**Texte:**
HomeA la uneADAMA BADOLO, DGI A PROPOS DE LA FACTURE NORMALISEE : « Nous voulons lutter contre le faux et la fraude »

ADAMA BADOLO, DGI A PROPOS DE LA FACTURE NORMALISEE : « Nous voulons lutter contre le faux et la fraude »


Le monde des affaires et l’Etat burkinabè font de plus en plus face à du faux, à de la contrefaçon. Des fausses factures à des factures falsifiées, les fraudeurs ne manquent pas d’ingéniosité pour arnaquer l’Etat et des entreprises sérieuses. En vue de lutter plus efficacement contre le faux et la fraude, la Direction générale des impôts (DGI) a décidé d’instaurer la facture normalisée. Pour connaître les raisons de l’instauration de ladite facture, les avantages qu’elle offre et les entreprises et personnes qu’elle concerne, nous avons rencontré le Directeur général des impôts (DGI), Adama Badolo, le 23 janvier 2017, en son bureau à Ouagadougou. Et c’est avec  assurance que ce dernier conseille aux entreprises d’accueillir favorablement la facture normalisée, car elle vise à sécuriser leurs opérations en les protégeant contre les faussaires. Lisez plutôt !

**Données fournies:**
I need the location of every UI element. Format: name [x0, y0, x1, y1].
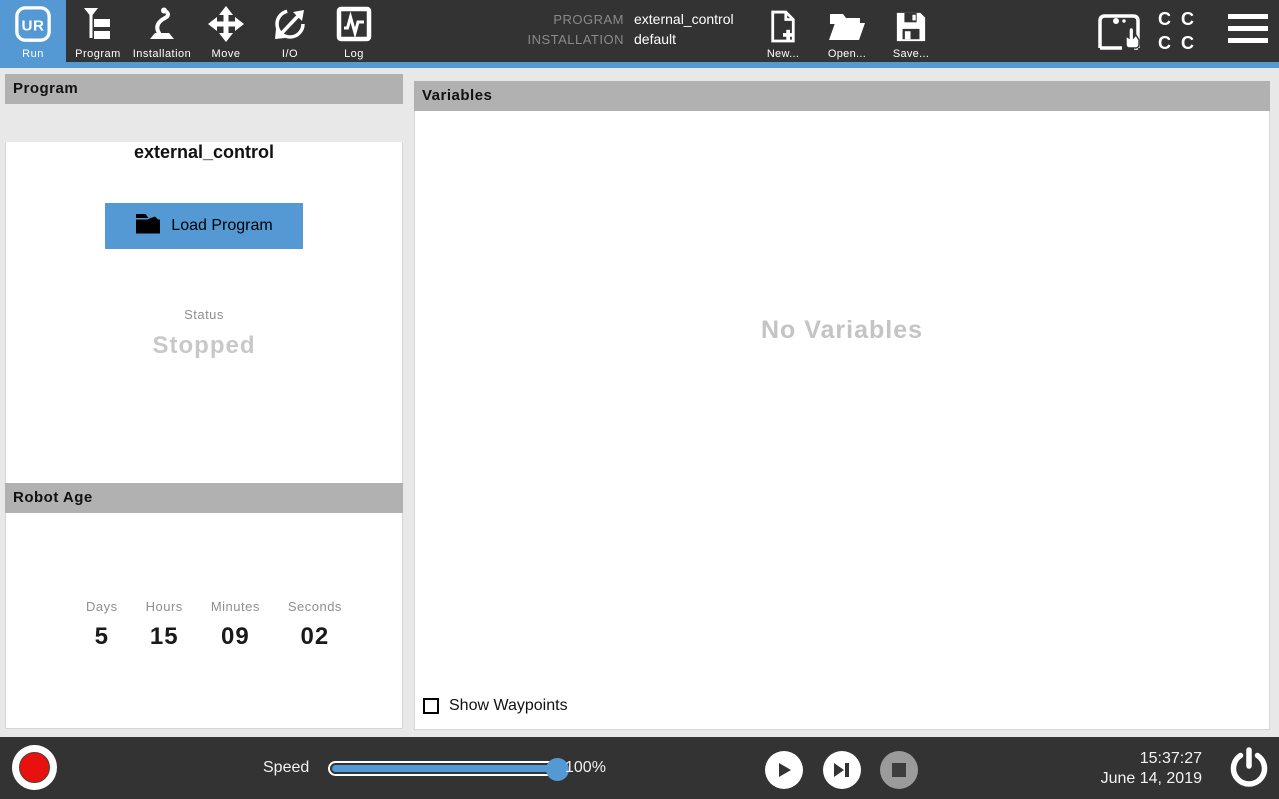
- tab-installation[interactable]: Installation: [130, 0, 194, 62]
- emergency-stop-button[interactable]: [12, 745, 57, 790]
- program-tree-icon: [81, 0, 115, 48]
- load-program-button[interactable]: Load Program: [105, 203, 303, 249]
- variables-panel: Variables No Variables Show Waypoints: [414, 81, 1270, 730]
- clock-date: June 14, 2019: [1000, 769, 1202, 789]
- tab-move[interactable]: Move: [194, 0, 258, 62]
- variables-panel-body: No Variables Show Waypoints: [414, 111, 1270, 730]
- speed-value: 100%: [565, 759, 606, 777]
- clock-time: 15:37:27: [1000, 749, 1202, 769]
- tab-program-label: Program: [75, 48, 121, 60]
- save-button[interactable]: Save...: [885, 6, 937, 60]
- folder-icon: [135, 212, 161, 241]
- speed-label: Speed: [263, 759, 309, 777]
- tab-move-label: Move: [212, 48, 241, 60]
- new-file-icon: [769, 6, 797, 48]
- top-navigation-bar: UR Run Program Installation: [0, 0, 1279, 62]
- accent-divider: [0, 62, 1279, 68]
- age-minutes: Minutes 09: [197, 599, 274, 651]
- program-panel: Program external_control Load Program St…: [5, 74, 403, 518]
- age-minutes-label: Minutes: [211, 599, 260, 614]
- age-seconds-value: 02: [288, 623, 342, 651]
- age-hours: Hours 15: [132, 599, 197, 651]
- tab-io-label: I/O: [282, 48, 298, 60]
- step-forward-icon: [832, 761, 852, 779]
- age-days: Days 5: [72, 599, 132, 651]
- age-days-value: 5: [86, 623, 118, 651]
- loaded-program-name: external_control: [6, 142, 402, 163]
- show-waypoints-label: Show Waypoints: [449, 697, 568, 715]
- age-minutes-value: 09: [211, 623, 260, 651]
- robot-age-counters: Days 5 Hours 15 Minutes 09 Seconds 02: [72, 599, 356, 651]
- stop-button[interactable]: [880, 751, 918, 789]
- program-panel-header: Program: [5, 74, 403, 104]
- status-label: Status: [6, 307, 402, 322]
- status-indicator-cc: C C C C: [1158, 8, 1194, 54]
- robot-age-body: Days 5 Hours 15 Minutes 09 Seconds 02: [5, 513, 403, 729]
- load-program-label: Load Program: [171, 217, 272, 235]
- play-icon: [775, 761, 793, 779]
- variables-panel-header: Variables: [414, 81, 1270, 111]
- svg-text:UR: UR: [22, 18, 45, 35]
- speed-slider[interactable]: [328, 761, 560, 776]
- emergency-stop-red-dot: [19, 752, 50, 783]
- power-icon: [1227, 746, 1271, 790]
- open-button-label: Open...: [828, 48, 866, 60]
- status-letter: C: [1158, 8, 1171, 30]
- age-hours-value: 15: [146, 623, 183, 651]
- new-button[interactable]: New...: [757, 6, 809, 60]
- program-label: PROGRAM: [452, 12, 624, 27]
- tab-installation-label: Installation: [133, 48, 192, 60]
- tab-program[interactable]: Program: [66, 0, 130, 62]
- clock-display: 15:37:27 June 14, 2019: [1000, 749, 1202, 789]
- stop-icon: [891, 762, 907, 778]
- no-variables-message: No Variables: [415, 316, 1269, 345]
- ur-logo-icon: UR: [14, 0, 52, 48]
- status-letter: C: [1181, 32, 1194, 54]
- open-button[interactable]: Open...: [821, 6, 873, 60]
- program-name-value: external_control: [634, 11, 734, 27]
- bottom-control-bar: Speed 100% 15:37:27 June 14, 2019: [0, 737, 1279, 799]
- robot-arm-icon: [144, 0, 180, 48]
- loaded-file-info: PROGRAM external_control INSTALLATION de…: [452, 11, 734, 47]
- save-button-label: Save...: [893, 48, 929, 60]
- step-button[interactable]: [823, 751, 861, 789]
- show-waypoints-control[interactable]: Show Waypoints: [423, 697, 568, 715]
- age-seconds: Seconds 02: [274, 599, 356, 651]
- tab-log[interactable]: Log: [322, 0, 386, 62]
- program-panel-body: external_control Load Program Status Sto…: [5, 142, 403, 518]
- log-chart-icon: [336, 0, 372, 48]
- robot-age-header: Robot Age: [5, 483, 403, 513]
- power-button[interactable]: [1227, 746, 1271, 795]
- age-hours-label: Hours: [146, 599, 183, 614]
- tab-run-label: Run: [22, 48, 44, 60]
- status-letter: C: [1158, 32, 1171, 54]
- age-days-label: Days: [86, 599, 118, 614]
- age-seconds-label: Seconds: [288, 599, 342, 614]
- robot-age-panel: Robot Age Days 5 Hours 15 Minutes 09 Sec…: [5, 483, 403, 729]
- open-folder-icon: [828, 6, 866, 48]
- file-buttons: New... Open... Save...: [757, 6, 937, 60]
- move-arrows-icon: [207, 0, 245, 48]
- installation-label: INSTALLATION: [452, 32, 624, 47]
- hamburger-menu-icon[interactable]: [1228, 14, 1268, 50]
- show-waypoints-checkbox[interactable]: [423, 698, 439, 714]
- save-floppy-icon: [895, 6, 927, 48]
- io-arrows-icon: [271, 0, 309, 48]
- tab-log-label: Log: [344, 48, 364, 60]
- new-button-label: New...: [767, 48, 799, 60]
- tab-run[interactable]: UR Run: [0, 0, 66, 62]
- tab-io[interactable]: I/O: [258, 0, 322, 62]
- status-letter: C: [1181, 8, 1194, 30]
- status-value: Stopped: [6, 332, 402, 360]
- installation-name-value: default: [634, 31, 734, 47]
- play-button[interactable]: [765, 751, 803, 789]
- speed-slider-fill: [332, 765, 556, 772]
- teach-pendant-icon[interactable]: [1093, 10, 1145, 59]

**Parties de l'exercice:**
1 > Selon l'article sur la facture normalisée, à quelle date le directeur général des impôts a-t-il été rencontré ?
2 > Veuillez restituer à l'identique un passage de l'article sur la facture normalisée : commencez aux mots « Le monde des » et arrêtez-vous après « faussaires. Lisez plutôt ! ».

**Réponses par tâche:**
1 > Le 23 janvier 2017.

2 >
Le monde des affaires et l’Etat burkinabè font de plus en plus face à du faux, à de la contrefaçon. Des fausses factures à des factures falsifiées, les fraudeurs ne manquent pas d’ingéniosité pour arnaquer l’Etat et des entreprises sérieuses. En vue de lutter plus efficacement contre le faux et la fraude, la Direction générale des impôts (DGI) a décidé d’instaurer la facture normalisée. Pour connaître les raisons de l’instauration de ladite facture, les avantages qu’elle offre et les entreprises et personnes qu’elle concerne, nous avons rencontré le Directeur général des impôts (DGI), Adama Badolo, le 23 janvier 2017, en son bureau à Ouagadougou. Et c’est avec  assurance que ce dernier conseille aux entreprises d’accueillir favorablement la facture normalisée, car elle vise à sécuriser leurs opérations en les protégeant contre les faussaires. Lisez plutôt !